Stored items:
>> begin

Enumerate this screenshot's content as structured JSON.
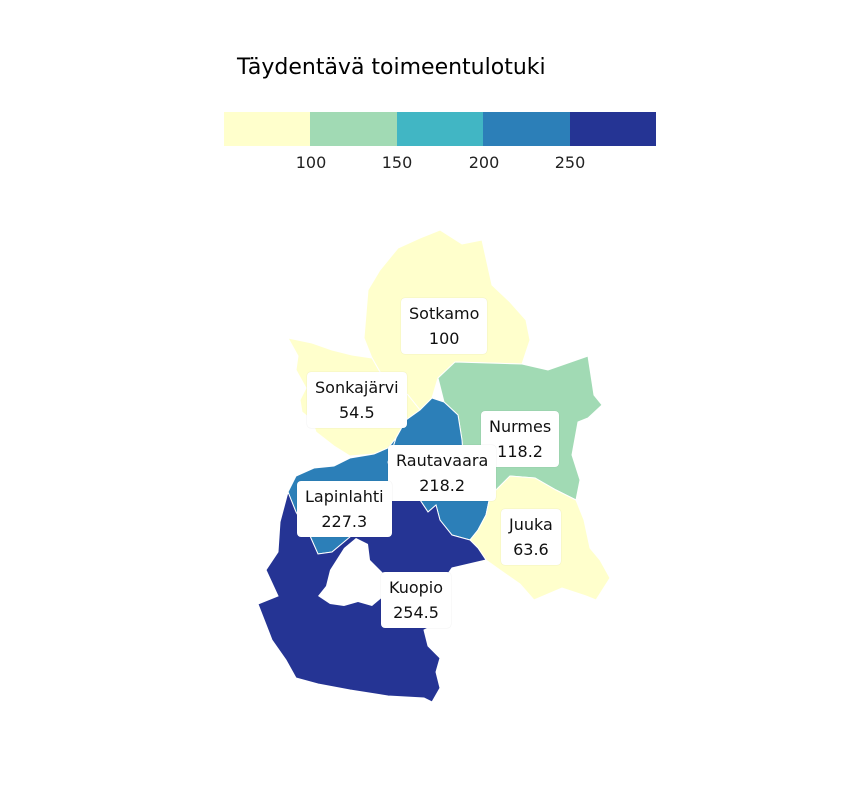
{
  "title": "Täydentävä toimeentulotuki",
  "legend": {
    "colors": [
      "#ffffcc",
      "#a1dab4",
      "#41b6c4",
      "#2c7fb8",
      "#253494"
    ],
    "ticks": [
      "100",
      "150",
      "200",
      "250"
    ]
  },
  "regions": [
    {
      "name": "Sotkamo",
      "value": "100",
      "color": "#ffffcc"
    },
    {
      "name": "Sonkajärvi",
      "value": "54.5",
      "color": "#ffffcc"
    },
    {
      "name": "Nurmes",
      "value": "118.2",
      "color": "#a1dab4"
    },
    {
      "name": "Rautavaara",
      "value": "218.2",
      "color": "#2c7fb8"
    },
    {
      "name": "Lapinlahti",
      "value": "227.3",
      "color": "#2c7fb8"
    },
    {
      "name": "Juuka",
      "value": "63.6",
      "color": "#ffffcc"
    },
    {
      "name": "Kuopio",
      "value": "254.5",
      "color": "#253494"
    }
  ]
}
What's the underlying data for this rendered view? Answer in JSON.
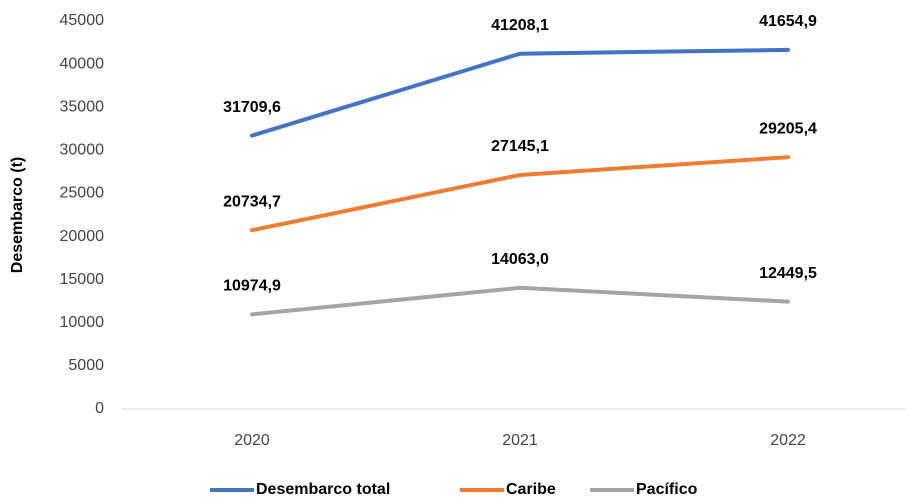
{
  "chart_data": {
    "type": "line",
    "y_label": "Desembarco (t)",
    "categories": [
      "2020",
      "2021",
      "2022"
    ],
    "series": [
      {
        "name": "Desembarco total",
        "color": "#4472c4",
        "values": [
          31709.6,
          41208.1,
          41654.9
        ],
        "value_labels": [
          "31709,6",
          "41208,1",
          "41654,9"
        ]
      },
      {
        "name": "Caribe",
        "color": "#ed7d31",
        "values": [
          20734.7,
          27145.1,
          29205.4
        ],
        "value_labels": [
          "20734,7",
          "27145,1",
          "29205,4"
        ]
      },
      {
        "name": "Pacífico",
        "color": "#a5a5a5",
        "values": [
          10974.9,
          14063.0,
          12449.5
        ],
        "value_labels": [
          "10974,9",
          "14063,0",
          "12449,5"
        ]
      }
    ],
    "ylim": [
      0,
      45000
    ],
    "yticks": [
      0,
      5000,
      10000,
      15000,
      20000,
      25000,
      30000,
      35000,
      40000,
      45000
    ],
    "grid": false,
    "legend": "bottom"
  }
}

>> end

=== Exercise description ===
Leave the pictures out, and print every line of the listing exactly as written.

=== Solution to the problem ===
Enumerate this screenshot's content as structured JSON.
{
  "title": "Täydentävä toimeentulotuki",
  "legend": {
    "colors": [
      "#ffffcc",
      "#a1dab4",
      "#41b6c4",
      "#2c7fb8",
      "#253494"
    ],
    "ticks": [
      "100",
      "150",
      "200",
      "250"
    ]
  },
  "regions": [
    {
      "name": "Sotkamo",
      "value": "100",
      "color": "#ffffcc"
    },
    {
      "name": "Sonkajärvi",
      "value": "54.5",
      "color": "#ffffcc"
    },
    {
      "name": "Nurmes",
      "value": "118.2",
      "color": "#a1dab4"
    },
    {
      "name": "Rautavaara",
      "value": "218.2",
      "color": "#2c7fb8"
    },
    {
      "name": "Lapinlahti",
      "value": "227.3",
      "color": "#2c7fb8"
    },
    {
      "name": "Juuka",
      "value": "63.6",
      "color": "#ffffcc"
    },
    {
      "name": "Kuopio",
      "value": "254.5",
      "color": "#253494"
    }
  ]
}
What's the underlying data for this rendered view? Answer in JSON.
{
  "chart_data": {
    "type": "line",
    "y_label": "Desembarco (t)",
    "categories": [
      "2020",
      "2021",
      "2022"
    ],
    "series": [
      {
        "name": "Desembarco total",
        "color": "#4472c4",
        "values": [
          31709.6,
          41208.1,
          41654.9
        ],
        "value_labels": [
          "31709,6",
          "41208,1",
          "41654,9"
        ]
      },
      {
        "name": "Caribe",
        "color": "#ed7d31",
        "values": [
          20734.7,
          27145.1,
          29205.4
        ],
        "value_labels": [
          "20734,7",
          "27145,1",
          "29205,4"
        ]
      },
      {
        "name": "Pacífico",
        "color": "#a5a5a5",
        "values": [
          10974.9,
          14063.0,
          12449.5
        ],
        "value_labels": [
          "10974,9",
          "14063,0",
          "12449,5"
        ]
      }
    ],
    "ylim": [
      0,
      45000
    ],
    "yticks": [
      0,
      5000,
      10000,
      15000,
      20000,
      25000,
      30000,
      35000,
      40000,
      45000
    ],
    "grid": false,
    "legend": "bottom"
  }
}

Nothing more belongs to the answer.